With time running out on the Clinton presidency, a group of religious leaders has come together to plead for the freedom of thousands of nonviolent drug offenders. The group, which calls itself the Coalition for Jubilee Clemency, has sent a letter to President Clinton, signed by more than 600 religious leaders, asking him to consider commuting what they view as unfair sentences.
"Before William Jefferson Clinton leaves office on January 20, 2001 he should establish, as part of his legacy, demonstrable acts that show he stood for justice by freeing thousands of federal prisoners sentenced unjustly," the letter says.
The call for clemency comes amid signs that the drug war zeitgeist is in flux. Steven Soderbergh's new movie "Traffic," starring Michael Douglas and Catherine Zeta-Jones, hits theaters over the holidays, just in time for Oscar consideration. It's one of the few Hollywood films to preach that the war on drugs is unwinnable.
Last week, Debra Saunders, a conservative columnist for the San Francisco Chronicle, penned a column endorsing the coalition's move, writing that "this should be the perfect time for President Clinton to commute the sentences of low-level nonviolent drug offenders in federal prison."
During the recent congressional elections, Republican Senate candidate Tom Campbell's criticism of the war on drugs was a centerpiece of his campaign. "Recovering Republican" columnist Arianna Huffington has made reforming America's drug-sentencing laws her new crusade. And New Mexico Gov. Gary Johnson, a Republican, has called for the complete decriminalization of drugs.

• _GIVEN DATA_

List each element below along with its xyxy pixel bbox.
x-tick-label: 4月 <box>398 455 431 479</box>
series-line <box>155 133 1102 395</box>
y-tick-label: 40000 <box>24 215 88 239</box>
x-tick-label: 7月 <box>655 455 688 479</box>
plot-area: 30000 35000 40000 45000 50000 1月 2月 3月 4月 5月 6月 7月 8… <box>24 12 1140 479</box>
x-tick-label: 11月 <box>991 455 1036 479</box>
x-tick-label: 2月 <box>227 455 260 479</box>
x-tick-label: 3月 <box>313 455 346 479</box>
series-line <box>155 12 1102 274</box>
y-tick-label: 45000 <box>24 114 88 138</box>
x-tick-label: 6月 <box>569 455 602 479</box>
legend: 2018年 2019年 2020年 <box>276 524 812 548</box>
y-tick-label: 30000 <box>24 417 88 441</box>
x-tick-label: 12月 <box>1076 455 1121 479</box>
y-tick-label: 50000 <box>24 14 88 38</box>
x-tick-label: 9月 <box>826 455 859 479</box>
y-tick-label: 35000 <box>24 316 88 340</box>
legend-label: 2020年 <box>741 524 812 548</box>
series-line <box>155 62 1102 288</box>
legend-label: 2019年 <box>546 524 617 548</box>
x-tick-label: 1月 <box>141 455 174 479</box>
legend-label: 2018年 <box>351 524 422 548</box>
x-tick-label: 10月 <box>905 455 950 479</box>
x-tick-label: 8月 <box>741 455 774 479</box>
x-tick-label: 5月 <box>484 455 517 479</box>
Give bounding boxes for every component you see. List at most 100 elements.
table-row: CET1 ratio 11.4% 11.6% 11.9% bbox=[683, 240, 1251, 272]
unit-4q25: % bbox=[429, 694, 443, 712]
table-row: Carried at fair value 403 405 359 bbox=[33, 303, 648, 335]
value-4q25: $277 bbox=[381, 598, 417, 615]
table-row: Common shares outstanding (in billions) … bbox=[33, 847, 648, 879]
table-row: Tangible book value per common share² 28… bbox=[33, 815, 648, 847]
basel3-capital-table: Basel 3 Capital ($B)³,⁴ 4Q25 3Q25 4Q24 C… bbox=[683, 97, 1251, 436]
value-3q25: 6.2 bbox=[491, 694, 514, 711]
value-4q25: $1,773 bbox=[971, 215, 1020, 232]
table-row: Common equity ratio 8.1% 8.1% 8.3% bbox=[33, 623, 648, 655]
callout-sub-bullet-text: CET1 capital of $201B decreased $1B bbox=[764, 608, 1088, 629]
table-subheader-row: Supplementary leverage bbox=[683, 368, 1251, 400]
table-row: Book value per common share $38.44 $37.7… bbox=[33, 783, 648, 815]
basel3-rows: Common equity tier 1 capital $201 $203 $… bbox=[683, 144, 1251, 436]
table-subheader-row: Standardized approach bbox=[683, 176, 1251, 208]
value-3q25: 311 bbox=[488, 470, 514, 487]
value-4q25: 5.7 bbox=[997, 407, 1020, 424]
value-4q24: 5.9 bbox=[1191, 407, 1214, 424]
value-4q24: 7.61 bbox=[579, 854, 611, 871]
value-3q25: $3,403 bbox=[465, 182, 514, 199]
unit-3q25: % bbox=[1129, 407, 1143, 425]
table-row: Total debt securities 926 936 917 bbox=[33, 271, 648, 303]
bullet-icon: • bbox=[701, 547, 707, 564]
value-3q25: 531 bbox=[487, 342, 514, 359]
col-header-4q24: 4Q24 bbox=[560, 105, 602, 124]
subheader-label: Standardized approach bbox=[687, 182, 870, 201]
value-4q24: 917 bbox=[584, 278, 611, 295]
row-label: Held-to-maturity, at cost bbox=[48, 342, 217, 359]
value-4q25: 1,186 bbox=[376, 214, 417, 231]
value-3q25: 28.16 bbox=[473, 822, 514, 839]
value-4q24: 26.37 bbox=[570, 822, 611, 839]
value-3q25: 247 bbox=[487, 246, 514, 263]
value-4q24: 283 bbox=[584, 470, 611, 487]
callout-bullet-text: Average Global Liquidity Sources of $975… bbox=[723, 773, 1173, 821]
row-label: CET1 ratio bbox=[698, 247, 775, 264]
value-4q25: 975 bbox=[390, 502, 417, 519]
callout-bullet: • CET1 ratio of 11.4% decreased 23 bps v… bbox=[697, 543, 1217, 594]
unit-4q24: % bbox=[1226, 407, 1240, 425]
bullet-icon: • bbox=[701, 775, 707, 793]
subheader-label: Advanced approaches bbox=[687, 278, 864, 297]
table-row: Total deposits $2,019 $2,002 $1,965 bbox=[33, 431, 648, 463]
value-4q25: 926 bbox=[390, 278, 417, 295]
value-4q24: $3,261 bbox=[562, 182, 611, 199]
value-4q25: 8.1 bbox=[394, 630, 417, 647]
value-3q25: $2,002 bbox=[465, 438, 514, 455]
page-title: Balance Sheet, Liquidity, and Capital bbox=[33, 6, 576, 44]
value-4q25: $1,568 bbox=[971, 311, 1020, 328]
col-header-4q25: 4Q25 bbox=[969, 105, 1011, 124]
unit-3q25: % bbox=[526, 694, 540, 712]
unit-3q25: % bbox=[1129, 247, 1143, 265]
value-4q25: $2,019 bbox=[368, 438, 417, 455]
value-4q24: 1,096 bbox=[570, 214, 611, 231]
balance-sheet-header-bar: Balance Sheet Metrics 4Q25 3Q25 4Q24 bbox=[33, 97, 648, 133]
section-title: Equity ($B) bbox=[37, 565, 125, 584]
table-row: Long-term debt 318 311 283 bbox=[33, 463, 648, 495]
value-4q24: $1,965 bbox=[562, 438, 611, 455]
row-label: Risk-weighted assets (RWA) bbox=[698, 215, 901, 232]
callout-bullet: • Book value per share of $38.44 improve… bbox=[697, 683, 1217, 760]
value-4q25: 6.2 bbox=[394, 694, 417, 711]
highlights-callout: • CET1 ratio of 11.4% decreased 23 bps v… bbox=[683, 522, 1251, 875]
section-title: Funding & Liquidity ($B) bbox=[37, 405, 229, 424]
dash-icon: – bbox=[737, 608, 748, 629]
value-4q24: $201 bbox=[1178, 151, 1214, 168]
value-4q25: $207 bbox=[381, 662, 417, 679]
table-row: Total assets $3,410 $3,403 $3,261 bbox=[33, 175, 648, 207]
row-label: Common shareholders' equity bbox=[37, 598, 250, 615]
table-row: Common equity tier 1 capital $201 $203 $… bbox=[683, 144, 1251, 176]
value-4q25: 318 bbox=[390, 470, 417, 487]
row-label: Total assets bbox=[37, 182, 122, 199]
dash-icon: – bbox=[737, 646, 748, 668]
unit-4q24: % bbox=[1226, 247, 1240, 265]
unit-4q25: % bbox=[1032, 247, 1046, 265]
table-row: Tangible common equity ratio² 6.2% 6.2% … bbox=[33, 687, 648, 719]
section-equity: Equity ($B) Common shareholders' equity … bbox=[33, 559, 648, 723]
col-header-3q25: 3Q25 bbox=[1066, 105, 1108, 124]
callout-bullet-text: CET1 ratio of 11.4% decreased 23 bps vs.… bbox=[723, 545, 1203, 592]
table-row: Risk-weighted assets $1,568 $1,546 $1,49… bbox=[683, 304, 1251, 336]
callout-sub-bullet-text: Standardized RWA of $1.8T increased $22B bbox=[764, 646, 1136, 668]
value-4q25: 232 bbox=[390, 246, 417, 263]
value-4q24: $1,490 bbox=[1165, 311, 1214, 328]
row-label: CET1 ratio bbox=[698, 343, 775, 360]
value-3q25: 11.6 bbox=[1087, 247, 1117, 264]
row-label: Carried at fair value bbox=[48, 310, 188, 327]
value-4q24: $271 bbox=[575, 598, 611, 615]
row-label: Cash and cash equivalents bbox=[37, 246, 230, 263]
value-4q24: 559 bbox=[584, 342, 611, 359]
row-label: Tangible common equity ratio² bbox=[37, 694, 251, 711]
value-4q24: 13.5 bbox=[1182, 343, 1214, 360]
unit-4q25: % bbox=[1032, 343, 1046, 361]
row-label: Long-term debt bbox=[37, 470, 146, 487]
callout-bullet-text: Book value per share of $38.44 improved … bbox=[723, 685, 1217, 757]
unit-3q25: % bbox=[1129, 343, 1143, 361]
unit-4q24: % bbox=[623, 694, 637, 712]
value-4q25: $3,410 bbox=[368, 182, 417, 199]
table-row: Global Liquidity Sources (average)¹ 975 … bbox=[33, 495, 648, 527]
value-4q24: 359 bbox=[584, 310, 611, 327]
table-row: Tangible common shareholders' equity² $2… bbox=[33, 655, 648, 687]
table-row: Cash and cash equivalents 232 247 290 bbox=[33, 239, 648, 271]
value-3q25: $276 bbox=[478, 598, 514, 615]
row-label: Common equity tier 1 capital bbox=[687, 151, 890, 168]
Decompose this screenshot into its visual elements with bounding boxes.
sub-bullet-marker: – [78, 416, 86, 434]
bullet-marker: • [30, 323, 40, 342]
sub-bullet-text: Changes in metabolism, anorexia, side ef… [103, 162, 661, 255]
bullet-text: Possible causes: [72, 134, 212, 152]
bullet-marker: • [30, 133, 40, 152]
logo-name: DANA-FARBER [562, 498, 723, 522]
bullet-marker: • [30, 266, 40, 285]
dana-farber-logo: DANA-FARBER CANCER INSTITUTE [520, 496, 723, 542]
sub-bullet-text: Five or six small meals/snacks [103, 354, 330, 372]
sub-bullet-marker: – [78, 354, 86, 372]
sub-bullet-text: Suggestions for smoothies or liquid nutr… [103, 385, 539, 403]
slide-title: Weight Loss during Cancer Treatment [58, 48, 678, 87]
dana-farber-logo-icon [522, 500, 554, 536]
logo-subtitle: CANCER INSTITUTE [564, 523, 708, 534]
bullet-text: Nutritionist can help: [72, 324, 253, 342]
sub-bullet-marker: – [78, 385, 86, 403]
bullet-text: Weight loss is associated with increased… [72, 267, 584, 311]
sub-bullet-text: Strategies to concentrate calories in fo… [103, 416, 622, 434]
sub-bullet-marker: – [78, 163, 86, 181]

• _AIM OF THE EXERCISE_
Name every person the clemency article mentions by name. Work only from the clemency article and leave the items aside.

• _FULL ANSWER_
- William Jefferson Clinton
- Steven Soderbergh
- Michael Douglas
- Catherine Zeta-Jones
- Debra Saunders
- Tom Campbell
- Arianna Huffington
- Gary Johnson